'''
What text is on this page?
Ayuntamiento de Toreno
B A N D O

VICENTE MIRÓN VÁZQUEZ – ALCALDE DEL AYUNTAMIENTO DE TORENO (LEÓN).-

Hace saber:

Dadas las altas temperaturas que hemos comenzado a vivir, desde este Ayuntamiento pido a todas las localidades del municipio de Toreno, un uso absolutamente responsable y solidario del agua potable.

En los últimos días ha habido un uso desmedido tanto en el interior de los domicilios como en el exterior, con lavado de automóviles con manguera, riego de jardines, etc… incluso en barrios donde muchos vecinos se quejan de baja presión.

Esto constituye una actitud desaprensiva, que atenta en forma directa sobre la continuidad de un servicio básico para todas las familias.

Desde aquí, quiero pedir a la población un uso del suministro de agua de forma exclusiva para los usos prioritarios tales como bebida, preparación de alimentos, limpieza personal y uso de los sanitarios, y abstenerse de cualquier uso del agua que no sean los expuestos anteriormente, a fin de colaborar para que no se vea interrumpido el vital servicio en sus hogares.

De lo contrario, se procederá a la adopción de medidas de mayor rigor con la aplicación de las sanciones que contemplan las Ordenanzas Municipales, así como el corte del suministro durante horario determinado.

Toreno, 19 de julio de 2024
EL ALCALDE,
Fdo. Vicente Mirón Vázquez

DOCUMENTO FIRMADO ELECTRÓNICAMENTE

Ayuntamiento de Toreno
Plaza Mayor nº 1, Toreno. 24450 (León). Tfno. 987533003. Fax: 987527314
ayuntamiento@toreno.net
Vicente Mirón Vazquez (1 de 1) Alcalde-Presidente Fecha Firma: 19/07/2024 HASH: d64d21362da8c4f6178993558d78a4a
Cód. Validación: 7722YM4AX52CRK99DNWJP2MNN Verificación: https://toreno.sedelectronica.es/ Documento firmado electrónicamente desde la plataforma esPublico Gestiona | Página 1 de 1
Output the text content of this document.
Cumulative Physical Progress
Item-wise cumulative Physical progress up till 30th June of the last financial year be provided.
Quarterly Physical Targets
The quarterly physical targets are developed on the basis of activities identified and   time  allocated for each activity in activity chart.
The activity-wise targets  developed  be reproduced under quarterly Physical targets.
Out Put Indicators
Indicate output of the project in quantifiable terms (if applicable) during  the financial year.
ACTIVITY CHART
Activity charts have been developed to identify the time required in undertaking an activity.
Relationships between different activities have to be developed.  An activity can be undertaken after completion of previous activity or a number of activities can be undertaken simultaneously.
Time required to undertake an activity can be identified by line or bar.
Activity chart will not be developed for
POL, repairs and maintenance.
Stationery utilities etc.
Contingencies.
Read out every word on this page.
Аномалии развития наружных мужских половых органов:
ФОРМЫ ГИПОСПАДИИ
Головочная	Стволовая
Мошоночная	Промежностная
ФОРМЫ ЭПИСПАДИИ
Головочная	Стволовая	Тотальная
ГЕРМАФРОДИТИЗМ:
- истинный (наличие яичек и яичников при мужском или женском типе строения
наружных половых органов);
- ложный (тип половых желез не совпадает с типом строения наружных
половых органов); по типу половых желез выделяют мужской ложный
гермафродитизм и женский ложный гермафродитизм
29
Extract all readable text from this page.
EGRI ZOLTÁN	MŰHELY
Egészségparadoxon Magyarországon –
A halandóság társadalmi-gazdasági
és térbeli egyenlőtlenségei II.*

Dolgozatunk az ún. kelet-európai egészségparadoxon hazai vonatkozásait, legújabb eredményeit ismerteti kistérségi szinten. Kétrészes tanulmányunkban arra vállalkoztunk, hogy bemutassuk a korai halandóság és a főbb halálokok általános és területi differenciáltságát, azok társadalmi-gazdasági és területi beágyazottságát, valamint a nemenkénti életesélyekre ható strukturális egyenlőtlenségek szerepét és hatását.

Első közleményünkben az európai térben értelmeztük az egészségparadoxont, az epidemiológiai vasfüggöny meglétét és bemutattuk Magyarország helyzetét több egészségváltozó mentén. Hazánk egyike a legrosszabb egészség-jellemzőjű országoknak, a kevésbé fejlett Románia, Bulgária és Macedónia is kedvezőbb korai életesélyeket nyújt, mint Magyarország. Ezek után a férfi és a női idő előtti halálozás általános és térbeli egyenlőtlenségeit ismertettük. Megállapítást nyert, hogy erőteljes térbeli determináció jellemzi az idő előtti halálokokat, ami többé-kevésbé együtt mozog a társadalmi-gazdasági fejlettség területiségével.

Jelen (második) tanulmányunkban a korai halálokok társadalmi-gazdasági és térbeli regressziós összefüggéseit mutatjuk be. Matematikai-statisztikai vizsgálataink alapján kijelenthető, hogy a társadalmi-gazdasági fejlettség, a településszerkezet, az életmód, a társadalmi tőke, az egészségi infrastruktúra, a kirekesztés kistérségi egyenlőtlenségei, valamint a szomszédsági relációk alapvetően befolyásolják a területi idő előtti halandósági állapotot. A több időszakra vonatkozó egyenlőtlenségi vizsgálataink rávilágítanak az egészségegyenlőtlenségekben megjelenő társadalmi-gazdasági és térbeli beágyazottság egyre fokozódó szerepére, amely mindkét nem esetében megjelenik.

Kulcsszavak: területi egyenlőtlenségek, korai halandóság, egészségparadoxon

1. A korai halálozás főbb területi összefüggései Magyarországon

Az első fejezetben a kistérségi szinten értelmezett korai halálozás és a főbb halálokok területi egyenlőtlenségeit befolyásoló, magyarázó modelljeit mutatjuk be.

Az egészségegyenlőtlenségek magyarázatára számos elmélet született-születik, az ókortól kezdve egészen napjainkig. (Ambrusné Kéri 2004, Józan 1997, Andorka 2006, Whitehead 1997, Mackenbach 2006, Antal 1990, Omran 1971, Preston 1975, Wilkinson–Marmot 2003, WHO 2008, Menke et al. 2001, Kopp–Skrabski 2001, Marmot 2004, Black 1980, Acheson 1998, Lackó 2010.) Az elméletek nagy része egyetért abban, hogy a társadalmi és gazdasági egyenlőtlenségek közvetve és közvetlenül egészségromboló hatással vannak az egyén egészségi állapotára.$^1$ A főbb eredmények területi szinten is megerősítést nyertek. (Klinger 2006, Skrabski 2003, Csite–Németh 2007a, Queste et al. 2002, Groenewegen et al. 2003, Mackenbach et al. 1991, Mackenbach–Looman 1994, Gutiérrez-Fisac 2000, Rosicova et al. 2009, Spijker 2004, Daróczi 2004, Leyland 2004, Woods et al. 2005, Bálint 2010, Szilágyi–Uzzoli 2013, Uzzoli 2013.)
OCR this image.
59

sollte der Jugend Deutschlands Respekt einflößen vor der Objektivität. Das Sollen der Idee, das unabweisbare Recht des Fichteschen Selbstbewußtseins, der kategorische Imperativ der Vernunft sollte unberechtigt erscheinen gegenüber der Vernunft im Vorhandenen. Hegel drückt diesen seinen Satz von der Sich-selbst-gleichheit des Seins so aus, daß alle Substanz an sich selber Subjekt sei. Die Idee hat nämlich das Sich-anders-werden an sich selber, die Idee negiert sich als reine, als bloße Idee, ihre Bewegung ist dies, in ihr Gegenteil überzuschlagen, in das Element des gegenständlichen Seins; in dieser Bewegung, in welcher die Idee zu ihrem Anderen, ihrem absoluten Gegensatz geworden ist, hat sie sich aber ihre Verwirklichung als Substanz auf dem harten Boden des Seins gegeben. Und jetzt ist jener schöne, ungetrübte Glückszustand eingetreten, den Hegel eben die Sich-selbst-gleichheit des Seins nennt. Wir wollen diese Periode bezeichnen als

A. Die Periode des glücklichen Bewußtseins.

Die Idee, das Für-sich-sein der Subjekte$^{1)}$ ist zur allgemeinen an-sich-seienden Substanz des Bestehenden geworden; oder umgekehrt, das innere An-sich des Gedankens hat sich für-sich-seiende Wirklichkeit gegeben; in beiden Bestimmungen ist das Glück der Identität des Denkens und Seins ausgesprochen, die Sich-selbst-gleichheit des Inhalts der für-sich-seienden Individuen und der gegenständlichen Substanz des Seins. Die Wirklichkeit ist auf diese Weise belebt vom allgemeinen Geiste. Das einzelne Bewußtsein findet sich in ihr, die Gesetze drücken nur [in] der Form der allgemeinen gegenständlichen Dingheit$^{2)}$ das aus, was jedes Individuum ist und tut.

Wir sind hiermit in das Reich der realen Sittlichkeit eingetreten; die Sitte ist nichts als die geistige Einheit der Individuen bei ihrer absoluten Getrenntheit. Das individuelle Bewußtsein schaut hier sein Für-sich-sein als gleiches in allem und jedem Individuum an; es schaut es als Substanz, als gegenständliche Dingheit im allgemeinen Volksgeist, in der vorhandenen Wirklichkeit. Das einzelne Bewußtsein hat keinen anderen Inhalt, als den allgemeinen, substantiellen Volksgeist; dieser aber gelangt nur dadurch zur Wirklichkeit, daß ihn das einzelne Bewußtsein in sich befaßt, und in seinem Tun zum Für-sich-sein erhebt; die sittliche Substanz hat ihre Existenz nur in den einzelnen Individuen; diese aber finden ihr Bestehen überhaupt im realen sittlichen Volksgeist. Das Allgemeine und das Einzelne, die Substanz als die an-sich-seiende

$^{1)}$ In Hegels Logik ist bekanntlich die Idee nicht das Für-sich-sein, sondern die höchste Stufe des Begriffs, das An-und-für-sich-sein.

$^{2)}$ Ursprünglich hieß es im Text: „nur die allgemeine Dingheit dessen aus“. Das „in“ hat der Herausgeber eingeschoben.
'''
Work required
Return all lines with the word "this" in them.

Completed task
What text is on this page?
Output the text content of this document.
Read out every word on this page.
Extract all readable text from this page.
OCR this image.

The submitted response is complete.